>> START SOURCE RECORDS

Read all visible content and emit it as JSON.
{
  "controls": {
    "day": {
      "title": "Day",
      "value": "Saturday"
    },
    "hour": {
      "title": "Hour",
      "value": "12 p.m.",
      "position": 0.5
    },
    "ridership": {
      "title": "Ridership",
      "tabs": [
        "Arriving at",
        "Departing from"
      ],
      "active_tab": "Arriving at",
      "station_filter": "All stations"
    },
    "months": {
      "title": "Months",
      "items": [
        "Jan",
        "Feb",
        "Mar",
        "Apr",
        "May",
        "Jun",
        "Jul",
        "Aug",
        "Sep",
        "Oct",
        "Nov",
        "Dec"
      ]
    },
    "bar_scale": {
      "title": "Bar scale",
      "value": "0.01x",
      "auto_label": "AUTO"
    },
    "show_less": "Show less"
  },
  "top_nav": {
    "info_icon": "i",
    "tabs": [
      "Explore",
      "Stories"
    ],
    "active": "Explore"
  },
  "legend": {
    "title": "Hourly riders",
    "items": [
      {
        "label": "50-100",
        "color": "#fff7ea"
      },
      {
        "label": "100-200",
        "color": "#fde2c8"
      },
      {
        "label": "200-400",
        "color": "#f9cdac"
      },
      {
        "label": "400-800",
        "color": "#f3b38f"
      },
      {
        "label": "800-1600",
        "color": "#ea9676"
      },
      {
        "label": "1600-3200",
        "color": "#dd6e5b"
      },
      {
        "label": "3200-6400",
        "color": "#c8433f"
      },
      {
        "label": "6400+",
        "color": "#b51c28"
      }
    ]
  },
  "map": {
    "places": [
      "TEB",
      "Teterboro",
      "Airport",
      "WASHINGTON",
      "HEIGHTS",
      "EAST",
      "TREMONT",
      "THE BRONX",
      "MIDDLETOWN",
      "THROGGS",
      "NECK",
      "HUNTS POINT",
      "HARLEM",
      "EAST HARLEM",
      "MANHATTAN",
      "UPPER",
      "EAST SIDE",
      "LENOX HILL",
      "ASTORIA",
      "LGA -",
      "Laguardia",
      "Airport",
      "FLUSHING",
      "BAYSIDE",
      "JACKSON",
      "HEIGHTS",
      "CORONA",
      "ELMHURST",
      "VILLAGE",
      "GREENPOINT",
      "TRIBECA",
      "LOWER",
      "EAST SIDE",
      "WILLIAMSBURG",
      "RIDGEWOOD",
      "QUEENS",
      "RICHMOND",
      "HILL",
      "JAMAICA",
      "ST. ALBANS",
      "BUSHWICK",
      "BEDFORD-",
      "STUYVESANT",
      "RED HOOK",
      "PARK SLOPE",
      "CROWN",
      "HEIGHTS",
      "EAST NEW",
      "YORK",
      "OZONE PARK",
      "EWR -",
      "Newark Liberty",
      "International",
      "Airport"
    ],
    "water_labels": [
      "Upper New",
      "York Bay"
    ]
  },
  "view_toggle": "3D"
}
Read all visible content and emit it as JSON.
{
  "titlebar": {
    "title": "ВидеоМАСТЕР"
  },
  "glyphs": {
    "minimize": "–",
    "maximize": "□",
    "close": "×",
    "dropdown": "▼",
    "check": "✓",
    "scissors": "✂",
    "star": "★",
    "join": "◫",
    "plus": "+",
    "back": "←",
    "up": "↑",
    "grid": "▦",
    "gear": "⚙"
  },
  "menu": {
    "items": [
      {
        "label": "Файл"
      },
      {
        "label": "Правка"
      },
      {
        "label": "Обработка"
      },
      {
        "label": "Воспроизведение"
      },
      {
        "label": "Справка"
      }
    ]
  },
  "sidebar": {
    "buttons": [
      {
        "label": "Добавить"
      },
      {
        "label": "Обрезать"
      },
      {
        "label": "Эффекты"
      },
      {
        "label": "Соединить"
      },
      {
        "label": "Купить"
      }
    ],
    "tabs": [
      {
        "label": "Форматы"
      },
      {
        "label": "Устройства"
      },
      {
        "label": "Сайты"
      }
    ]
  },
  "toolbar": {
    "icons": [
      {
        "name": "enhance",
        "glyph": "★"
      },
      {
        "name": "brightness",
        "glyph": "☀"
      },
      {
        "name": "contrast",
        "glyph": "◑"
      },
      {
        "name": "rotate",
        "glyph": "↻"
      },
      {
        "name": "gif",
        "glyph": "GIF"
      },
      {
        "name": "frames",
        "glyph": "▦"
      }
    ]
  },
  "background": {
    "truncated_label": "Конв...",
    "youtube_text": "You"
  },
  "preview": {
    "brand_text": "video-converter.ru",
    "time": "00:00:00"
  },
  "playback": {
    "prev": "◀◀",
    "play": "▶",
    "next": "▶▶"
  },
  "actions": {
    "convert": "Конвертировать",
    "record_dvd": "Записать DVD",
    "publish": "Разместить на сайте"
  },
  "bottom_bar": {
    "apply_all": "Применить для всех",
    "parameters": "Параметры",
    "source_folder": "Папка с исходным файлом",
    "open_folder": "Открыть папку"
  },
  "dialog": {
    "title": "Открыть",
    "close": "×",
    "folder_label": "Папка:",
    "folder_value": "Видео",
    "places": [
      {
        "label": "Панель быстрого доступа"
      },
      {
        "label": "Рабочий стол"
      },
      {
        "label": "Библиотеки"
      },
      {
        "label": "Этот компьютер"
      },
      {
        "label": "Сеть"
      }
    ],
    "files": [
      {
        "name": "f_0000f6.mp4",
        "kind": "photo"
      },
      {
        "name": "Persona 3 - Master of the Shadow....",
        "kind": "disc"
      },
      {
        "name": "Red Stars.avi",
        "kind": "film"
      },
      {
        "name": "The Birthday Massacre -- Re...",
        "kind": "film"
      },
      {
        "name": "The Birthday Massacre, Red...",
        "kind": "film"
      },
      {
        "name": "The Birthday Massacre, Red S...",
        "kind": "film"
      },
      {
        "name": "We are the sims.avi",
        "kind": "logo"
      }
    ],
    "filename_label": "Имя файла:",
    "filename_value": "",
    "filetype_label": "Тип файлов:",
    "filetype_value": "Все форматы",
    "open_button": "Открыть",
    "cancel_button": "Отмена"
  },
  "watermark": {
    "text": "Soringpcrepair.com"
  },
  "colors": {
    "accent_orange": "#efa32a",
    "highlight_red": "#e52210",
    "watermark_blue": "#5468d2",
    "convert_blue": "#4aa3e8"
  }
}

>> END SOURCE RECORDS

:: WORK REQUIRED ::
Transcribe every entry exactly, omitting nothing.

:: SOLUTION ::
Read all visible content and emit it as JSON.
{
  "controls": {
    "day": {
      "title": "Day",
      "value": "Saturday"
    },
    "hour": {
      "title": "Hour",
      "value": "12 p.m.",
      "position": 0.5
    },
    "ridership": {
      "title": "Ridership",
      "tabs": [
        "Arriving at",
        "Departing from"
      ],
      "active_tab": "Arriving at",
      "station_filter": "All stations"
    },
    "months": {
      "title": "Months",
      "items": [
        "Jan",
        "Feb",
        "Mar",
        "Apr",
        "May",
        "Jun",
        "Jul",
        "Aug",
        "Sep",
        "Oct",
        "Nov",
        "Dec"
      ]
    },
    "bar_scale": {
      "title": "Bar scale",
      "value": "0.01x",
      "auto_label": "AUTO"
    },
    "show_less": "Show less"
  },
  "top_nav": {
    "info_icon": "i",
    "tabs": [
      "Explore",
      "Stories"
    ],
    "active": "Explore"
  },
  "legend": {
    "title": "Hourly riders",
    "items": [
      {
        "label": "50-100",
        "color": "#fff7ea"
      },
      {
        "label": "100-200",
        "color": "#fde2c8"
      },
      {
        "label": "200-400",
        "color": "#f9cdac"
      },
      {
        "label": "400-800",
        "color": "#f3b38f"
      },
      {
        "label": "800-1600",
        "color": "#ea9676"
      },
      {
        "label": "1600-3200",
        "color": "#dd6e5b"
      },
      {
        "label": "3200-6400",
        "color": "#c8433f"
      },
      {
        "label": "6400+",
        "color": "#b51c28"
      }
    ]
  },
  "map": {
    "places": [
      "TEB",
      "Teterboro",
      "Airport",
      "WASHINGTON",
      "HEIGHTS",
      "EAST",
      "TREMONT",
      "THE BRONX",
      "MIDDLETOWN",
      "THROGGS",
      "NECK",
      "HUNTS POINT",
      "HARLEM",
      "EAST HARLEM",
      "MANHATTAN",
      "UPPER",
      "EAST SIDE",
      "LENOX HILL",
      "ASTORIA",
      "LGA -",
      "Laguardia",
      "Airport",
      "FLUSHING",
      "BAYSIDE",
      "JACKSON",
      "HEIGHTS",
      "CORONA",
      "ELMHURST",
      "VILLAGE",
      "GREENPOINT",
      "TRIBECA",
      "LOWER",
      "EAST SIDE",
      "WILLIAMSBURG",
      "RIDGEWOOD",
      "QUEENS",
      "RICHMOND",
      "HILL",
      "JAMAICA",
      "ST. ALBANS",
      "BUSHWICK",
      "BEDFORD-",
      "STUYVESANT",
      "RED HOOK",
      "PARK SLOPE",
      "CROWN",
      "HEIGHTS",
      "EAST NEW",
      "YORK",
      "OZONE PARK",
      "EWR -",
      "Newark Liberty",
      "International",
      "Airport"
    ],
    "water_labels": [
      "Upper New",
      "York Bay"
    ]
  },
  "view_toggle": "3D"
}
Read all visible content and emit it as JSON.
{
  "titlebar": {
    "title": "ВидеоМАСТЕР"
  },
  "glyphs": {
    "minimize": "–",
    "maximize": "□",
    "close": "×",
    "dropdown": "▼",
    "check": "✓",
    "scissors": "✂",
    "star": "★",
    "join": "◫",
    "plus": "+",
    "back": "←",
    "up": "↑",
    "grid": "▦",
    "gear": "⚙"
  },
  "menu": {
    "items": [
      {
        "label": "Файл"
      },
      {
        "label": "Правка"
      },
      {
        "label": "Обработка"
      },
      {
        "label": "Воспроизведение"
      },
      {
        "label": "Справка"
      }
    ]
  },
  "sidebar": {
    "buttons": [
      {
        "label": "Добавить"
      },
      {
        "label": "Обрезать"
      },
      {
        "label": "Эффекты"
      },
      {
        "label": "Соединить"
      },
      {
        "label": "Купить"
      }
    ],
    "tabs": [
      {
        "label": "Форматы"
      },
      {
        "label": "Устройства"
      },
      {
        "label": "Сайты"
      }
    ]
  },
  "toolbar": {
    "icons": [
      {
        "name": "enhance",
        "glyph": "★"
      },
      {
        "name": "brightness",
        "glyph": "☀"
      },
      {
        "name": "contrast",
        "glyph": "◑"
      },
      {
        "name": "rotate",
        "glyph": "↻"
      },
      {
        "name": "gif",
        "glyph": "GIF"
      },
      {
        "name": "frames",
        "glyph": "▦"
      }
    ]
  },
  "background": {
    "truncated_label": "Конв...",
    "youtube_text": "You"
  },
  "preview": {
    "brand_text": "video-converter.ru",
    "time": "00:00:00"
  },
  "playback": {
    "prev": "◀◀",
    "play": "▶",
    "next": "▶▶"
  },
  "actions": {
    "convert": "Конвертировать",
    "record_dvd": "Записать DVD",
    "publish": "Разместить на сайте"
  },
  "bottom_bar": {
    "apply_all": "Применить для всех",
    "parameters": "Параметры",
    "source_folder": "Папка с исходным файлом",
    "open_folder": "Открыть папку"
  },
  "dialog": {
    "title": "Открыть",
    "close": "×",
    "folder_label": "Папка:",
    "folder_value": "Видео",
    "places": [
      {
        "label": "Панель быстрого доступа"
      },
      {
        "label": "Рабочий стол"
      },
      {
        "label": "Библиотеки"
      },
      {
        "label": "Этот компьютер"
      },
      {
        "label": "Сеть"
      }
    ],
    "files": [
      {
        "name": "f_0000f6.mp4",
        "kind": "photo"
      },
      {
        "name": "Persona 3 - Master of the Shadow....",
        "kind": "disc"
      },
      {
        "name": "Red Stars.avi",
        "kind": "film"
      },
      {
        "name": "The Birthday Massacre -- Re...",
        "kind": "film"
      },
      {
        "name": "The Birthday Massacre, Red...",
        "kind": "film"
      },
      {
        "name": "The Birthday Massacre, Red S...",
        "kind": "film"
      },
      {
        "name": "We are the sims.avi",
        "kind": "logo"
      }
    ],
    "filename_label": "Имя файла:",
    "filename_value": "",
    "filetype_label": "Тип файлов:",
    "filetype_value": "Все форматы",
    "open_button": "Открыть",
    "cancel_button": "Отмена"
  },
  "watermark": {
    "text": "Soringpcrepair.com"
  },
  "colors": {
    "accent_orange": "#efa32a",
    "highlight_red": "#e52210",
    "watermark_blue": "#5468d2",
    "convert_blue": "#4aa3e8"
  }
}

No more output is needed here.